【映画コラム】家族の絆について改めて考えてみたくなる『未来のミライ』
2018年7月21日
細田守監督のアニメーション映画最新作『未来のミライ』が公開された。
4歳の男の子くんちゃん(声=上白石萌歌)に妹ができる。ところが、両親(星野源、麻生久美子)の愛情を妹に奪われたと感じたくんちゃんは、ミライと名付けられた妹の存在を素直に受け入れることができない。
そんな中、くんちゃんは不思議な庭で、未来の妹(黒木華)、人間化した愛犬、幼い頃の母、若い頃の曽祖父(福山雅治)らと出会い、時空を超えた冒険を通して成長し、やがて妹を受け入れていく。

取り組むこと:
a) 『未来のミライ』の映画コラムを読んで、次の問いに答えてください。
(i) この映画の監督はだれですか。
(ii) くんちゃんは何歳の男の子ですか。
(iii) 未来の妹の声を担当しているのはだれですか。
b) 『未来のミライ』の映画コラムから、「4歳の男の子くんちゃん(声=上白石萌歌)」から「通して成長し、やがて妹を受け入れていく。」までを、終わりの部分も含めてそのまま書き写してください。
c) 『未来のミライ』を紹介する映画コラムを、最後の文のあとから引き継いで書き進めてください。

抜き出した記録:
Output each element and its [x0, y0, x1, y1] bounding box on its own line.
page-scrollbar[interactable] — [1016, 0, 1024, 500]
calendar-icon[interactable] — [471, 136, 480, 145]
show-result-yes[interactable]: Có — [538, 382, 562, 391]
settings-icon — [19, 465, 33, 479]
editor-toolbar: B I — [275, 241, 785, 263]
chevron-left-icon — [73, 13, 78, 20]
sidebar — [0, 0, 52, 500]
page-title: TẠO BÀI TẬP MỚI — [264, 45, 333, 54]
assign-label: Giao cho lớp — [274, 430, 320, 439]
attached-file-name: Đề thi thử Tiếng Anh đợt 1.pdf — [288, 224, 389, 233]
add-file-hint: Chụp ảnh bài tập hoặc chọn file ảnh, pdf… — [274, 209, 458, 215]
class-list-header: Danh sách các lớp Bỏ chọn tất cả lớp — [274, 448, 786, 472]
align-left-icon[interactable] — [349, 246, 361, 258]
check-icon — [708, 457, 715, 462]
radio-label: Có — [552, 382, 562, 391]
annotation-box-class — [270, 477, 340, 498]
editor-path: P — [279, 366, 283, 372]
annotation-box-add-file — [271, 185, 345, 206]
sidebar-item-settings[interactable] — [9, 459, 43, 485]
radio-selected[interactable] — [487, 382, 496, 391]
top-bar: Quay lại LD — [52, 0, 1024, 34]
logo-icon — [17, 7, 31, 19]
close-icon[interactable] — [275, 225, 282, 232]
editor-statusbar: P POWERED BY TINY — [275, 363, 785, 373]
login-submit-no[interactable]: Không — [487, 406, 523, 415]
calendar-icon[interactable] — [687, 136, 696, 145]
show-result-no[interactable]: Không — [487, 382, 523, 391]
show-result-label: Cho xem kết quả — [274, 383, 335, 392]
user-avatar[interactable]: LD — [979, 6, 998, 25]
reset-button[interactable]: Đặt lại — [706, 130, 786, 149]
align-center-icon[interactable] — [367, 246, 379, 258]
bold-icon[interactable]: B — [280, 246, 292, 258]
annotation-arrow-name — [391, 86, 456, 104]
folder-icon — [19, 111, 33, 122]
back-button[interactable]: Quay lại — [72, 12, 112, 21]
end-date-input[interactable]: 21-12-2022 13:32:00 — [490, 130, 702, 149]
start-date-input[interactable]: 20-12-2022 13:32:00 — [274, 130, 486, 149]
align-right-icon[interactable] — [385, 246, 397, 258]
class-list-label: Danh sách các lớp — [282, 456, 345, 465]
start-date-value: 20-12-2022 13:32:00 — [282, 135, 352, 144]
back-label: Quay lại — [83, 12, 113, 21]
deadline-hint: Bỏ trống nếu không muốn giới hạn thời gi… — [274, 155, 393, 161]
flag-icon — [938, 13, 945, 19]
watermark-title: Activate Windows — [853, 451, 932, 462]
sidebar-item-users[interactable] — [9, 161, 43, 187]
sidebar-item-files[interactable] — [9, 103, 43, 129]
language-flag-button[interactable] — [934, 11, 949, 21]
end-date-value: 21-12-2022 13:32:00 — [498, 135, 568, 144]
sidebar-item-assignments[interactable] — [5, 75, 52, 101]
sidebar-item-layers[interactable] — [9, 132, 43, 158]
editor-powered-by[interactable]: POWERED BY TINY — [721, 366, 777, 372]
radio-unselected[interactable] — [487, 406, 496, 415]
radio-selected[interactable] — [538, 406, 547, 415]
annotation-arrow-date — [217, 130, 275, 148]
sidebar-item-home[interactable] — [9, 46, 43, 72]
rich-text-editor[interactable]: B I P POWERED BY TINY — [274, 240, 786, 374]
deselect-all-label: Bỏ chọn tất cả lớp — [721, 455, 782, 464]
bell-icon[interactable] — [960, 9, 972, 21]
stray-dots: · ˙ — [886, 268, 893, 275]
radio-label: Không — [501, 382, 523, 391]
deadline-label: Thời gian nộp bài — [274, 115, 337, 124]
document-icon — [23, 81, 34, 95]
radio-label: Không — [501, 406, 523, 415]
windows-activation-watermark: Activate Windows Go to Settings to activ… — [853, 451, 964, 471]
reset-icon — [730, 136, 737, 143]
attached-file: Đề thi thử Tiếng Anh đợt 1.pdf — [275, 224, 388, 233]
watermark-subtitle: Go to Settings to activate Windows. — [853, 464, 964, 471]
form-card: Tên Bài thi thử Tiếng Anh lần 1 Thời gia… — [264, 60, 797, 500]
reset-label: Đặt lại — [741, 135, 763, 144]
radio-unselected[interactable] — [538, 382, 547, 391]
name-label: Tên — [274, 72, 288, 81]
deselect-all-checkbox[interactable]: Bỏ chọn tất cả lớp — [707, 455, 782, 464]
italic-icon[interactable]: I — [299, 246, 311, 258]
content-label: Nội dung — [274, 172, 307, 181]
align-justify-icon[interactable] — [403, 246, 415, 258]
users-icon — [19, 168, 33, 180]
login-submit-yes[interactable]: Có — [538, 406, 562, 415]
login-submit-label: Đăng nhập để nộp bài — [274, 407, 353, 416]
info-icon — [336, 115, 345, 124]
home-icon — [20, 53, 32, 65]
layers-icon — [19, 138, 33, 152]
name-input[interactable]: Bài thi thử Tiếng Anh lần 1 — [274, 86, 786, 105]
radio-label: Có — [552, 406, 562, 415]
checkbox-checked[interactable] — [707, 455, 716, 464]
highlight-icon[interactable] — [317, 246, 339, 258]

各問の答え:
a)
(i) 細田守
(ii) 4歳
(iii) 黒木華

b)
4歳の男の子くんちゃん(声=上白石萌歌)に妹ができる。ところが、両親(星野源、麻生久美子)の愛情を妹に奪われたと感じたくんちゃんは、ミライと名付けられた妹の存在を素直に受け入れることができない。
そんな中、くんちゃんは不思議な庭で、未来の妹(黒木華)、人間化した愛犬、幼い頃の母、若い頃の曽祖父(福山雅治)らと出会い、時空を超えた冒険を通して成長し、やがて妹を受け入れていく。

c)
本作は、親子の相似、家族の絆が築かれていく様子、少年の通過儀礼、人生のループなどがテーマのファンタジーだが、細田監督自身の体験に裏打ちされたとも思える、日常の細やかな描写やせりふなどから、夫婦関係や子育ての“あるある映画”として見ても面白い。鉄道好きのくんちゃんが訪れる未来の東京駅のイメージも秀逸だ。
細田監督は「これまでの日本の家族観は何か違うなと思っていた。言わなくても分かり合えるのが家族だとか、同じところに住んでいるから分かり合えるんだとか。いや、逆でしょ、と。家族が一番分からないわけで。血やDNAの力で家族と、家族としてつながるのではなく、ちゃんと努力して、アイデンティティを自分の中で確認した上で関係性が生まれるはず。問題を解決するには、お互いの努力が必要」と語る。
その点では、血の絆のない“家族”を描いた是枝裕和監督の『万引き家族』ともつながるものがあるのかもしれないし、両作を見ると、家族の絆について改めて考えてみたくなる。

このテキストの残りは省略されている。